• _Objective_: Select the lines that hold the word "समयभ" and copy each one.
-*-
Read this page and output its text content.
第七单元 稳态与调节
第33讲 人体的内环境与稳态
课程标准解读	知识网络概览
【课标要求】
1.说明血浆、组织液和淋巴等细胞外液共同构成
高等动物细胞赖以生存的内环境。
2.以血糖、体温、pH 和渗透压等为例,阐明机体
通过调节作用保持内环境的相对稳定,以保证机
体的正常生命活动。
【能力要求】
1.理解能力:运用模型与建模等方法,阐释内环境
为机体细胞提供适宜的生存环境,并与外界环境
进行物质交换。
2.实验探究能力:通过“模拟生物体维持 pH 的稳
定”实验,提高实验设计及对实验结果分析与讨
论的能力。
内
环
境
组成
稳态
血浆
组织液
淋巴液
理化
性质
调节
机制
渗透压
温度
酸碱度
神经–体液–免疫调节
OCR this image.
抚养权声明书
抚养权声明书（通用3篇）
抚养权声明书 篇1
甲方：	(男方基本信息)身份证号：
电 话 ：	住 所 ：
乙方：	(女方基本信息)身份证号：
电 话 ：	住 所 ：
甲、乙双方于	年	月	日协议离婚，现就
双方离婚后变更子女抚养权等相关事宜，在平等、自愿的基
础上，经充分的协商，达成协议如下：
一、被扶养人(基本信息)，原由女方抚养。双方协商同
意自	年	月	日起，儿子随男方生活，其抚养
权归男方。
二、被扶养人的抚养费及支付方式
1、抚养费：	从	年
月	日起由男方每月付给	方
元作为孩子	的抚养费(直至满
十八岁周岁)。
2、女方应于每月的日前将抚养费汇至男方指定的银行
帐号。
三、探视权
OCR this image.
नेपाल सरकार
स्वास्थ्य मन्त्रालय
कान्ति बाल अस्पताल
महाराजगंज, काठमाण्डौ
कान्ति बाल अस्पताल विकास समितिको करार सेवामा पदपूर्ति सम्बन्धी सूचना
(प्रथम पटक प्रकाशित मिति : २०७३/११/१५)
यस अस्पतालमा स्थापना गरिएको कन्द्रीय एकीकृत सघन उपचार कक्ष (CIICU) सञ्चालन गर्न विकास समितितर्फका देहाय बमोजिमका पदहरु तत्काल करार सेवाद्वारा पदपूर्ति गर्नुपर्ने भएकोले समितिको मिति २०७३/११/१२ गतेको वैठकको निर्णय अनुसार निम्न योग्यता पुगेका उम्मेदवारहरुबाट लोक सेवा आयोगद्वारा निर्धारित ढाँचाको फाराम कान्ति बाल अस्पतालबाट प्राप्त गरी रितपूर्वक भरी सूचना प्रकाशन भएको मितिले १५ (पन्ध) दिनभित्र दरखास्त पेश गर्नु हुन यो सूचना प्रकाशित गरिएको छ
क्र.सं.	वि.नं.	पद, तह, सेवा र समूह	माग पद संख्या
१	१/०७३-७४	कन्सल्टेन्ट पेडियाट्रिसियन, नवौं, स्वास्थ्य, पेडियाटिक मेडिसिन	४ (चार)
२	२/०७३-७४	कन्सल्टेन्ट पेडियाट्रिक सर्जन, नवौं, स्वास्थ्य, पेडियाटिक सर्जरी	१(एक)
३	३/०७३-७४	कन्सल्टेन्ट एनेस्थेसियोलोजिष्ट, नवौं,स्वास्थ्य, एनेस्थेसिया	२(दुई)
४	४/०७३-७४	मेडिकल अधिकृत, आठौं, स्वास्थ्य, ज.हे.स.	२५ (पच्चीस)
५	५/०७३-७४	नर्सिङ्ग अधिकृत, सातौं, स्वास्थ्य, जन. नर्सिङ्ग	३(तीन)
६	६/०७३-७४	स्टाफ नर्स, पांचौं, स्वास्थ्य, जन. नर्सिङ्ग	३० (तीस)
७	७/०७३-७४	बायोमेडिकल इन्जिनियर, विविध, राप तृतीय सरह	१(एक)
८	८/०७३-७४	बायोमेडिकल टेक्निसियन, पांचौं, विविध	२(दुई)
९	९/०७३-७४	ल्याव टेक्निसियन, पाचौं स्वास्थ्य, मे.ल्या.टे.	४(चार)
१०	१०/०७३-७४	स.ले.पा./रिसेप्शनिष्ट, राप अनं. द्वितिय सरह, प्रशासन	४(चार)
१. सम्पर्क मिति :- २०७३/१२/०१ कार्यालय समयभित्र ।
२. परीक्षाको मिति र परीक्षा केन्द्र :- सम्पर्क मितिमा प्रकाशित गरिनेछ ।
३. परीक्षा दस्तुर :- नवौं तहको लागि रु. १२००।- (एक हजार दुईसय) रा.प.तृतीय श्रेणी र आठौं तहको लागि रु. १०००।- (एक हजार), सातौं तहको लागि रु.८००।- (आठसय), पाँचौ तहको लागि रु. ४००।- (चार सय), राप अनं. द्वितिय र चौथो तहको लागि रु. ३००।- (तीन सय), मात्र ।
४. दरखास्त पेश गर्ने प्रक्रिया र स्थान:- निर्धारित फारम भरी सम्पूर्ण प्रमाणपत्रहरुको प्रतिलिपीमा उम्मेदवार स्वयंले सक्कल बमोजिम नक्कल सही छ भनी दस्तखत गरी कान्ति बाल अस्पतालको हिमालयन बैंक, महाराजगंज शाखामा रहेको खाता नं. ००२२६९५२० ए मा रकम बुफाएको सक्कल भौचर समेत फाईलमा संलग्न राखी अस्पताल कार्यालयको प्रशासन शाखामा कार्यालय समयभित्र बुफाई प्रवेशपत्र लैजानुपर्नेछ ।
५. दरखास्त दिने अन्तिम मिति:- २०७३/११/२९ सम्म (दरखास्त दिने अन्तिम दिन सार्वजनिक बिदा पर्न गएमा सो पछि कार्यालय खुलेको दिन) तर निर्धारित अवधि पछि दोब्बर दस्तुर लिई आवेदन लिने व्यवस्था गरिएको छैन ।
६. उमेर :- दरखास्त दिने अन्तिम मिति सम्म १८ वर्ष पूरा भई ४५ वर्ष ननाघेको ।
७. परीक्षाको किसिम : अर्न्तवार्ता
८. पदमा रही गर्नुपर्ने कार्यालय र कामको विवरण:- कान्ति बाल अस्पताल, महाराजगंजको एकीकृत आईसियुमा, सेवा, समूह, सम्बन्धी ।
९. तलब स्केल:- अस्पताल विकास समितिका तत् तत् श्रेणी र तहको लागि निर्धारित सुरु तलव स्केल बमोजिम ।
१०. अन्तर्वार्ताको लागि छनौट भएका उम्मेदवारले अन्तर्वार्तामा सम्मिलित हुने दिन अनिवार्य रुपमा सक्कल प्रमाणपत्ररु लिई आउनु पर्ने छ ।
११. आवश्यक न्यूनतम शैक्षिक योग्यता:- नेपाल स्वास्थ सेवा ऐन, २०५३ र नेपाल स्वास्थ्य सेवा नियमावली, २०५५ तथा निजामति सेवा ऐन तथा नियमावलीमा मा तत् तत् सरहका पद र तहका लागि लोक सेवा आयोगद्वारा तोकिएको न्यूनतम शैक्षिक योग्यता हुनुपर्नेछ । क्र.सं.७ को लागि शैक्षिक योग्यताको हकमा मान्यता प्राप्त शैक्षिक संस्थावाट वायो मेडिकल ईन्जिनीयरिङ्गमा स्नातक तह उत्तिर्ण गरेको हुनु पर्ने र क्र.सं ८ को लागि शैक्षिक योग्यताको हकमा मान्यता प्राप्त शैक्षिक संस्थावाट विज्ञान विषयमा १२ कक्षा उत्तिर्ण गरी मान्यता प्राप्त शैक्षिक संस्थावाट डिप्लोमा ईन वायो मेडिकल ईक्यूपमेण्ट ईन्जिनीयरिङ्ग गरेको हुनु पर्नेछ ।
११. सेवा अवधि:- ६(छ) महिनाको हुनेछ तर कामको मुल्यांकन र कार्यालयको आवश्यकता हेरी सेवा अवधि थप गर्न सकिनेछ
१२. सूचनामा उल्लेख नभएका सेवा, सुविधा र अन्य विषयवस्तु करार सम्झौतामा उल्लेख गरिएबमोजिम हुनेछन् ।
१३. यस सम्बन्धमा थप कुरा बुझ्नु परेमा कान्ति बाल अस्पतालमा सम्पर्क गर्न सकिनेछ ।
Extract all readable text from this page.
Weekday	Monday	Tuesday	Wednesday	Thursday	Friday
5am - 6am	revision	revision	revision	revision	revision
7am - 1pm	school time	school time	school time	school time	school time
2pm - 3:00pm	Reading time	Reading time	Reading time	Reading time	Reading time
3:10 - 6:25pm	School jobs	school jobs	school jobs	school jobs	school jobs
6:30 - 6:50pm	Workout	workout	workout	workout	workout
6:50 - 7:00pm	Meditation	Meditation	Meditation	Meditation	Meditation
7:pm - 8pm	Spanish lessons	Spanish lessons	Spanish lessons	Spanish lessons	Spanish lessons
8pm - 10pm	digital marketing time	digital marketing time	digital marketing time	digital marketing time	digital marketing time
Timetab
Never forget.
-*-
• _Output_:
१. सम्पर्क मिति :- २०७३/१२/०१ कार्यालय समयभित्र ।
४. दरखास्त पेश गर्ने प्रक्रिया र स्थान:- निर्धारित फारम भरी सम्पूर्ण प्रमाणपत्रहरुको प्रतिलिपीमा उम्मेदवार स्वयंले सक्कल बमोजिम नक्कल सही छ भनी दस्तखत गरी कान्ति बाल अस्पतालको हिमालयन बैंक, महाराजगंज शाखामा रहेको खाता नं. ००२२६९५२० ए मा रकम बुफाएको सक्कल भौचर समेत फाईलमा संलग्न राखी अस्पताल कार्यालयको प्रशासन शाखामा कार्यालय समयभित्र बुफाई प्रवेशपत्र लैजानुपर्नेछ ।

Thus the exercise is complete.